■ YOUR INSTRUCTIONS: Restate the listing that follows word for word, without its pictures.

■ DATA TO USE:
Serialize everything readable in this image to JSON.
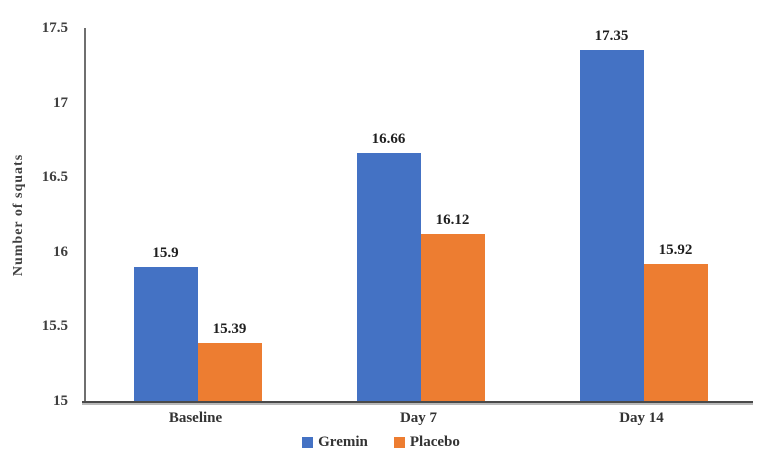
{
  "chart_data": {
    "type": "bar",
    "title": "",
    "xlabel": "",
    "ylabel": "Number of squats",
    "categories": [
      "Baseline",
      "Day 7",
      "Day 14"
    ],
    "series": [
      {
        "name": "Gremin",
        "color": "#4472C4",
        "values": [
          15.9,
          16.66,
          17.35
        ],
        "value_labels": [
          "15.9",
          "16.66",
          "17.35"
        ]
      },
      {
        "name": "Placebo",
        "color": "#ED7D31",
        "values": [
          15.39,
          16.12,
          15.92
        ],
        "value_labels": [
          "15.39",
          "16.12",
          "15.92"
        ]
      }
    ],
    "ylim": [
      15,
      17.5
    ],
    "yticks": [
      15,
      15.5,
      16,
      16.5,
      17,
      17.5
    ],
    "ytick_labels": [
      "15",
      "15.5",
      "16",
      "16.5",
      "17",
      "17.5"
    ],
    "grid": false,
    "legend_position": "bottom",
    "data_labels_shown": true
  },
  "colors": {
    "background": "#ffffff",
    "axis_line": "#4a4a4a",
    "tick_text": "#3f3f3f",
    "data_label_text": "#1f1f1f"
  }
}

■ REPLY:
Serialize everything readable in this image to JSON.
{
  "chart_data": {
    "type": "bar",
    "title": "",
    "xlabel": "",
    "ylabel": "Number of squats",
    "categories": [
      "Baseline",
      "Day 7",
      "Day 14"
    ],
    "series": [
      {
        "name": "Gremin",
        "color": "#4472C4",
        "values": [
          15.9,
          16.66,
          17.35
        ],
        "value_labels": [
          "15.9",
          "16.66",
          "17.35"
        ]
      },
      {
        "name": "Placebo",
        "color": "#ED7D31",
        "values": [
          15.39,
          16.12,
          15.92
        ],
        "value_labels": [
          "15.39",
          "16.12",
          "15.92"
        ]
      }
    ],
    "ylim": [
      15,
      17.5
    ],
    "yticks": [
      15,
      15.5,
      16,
      16.5,
      17,
      17.5
    ],
    "ytick_labels": [
      "15",
      "15.5",
      "16",
      "16.5",
      "17",
      "17.5"
    ],
    "grid": false,
    "legend_position": "bottom",
    "data_labels_shown": true
  },
  "colors": {
    "background": "#ffffff",
    "axis_line": "#4a4a4a",
    "tick_text": "#3f3f3f",
    "data_label_text": "#1f1f1f"
  }
}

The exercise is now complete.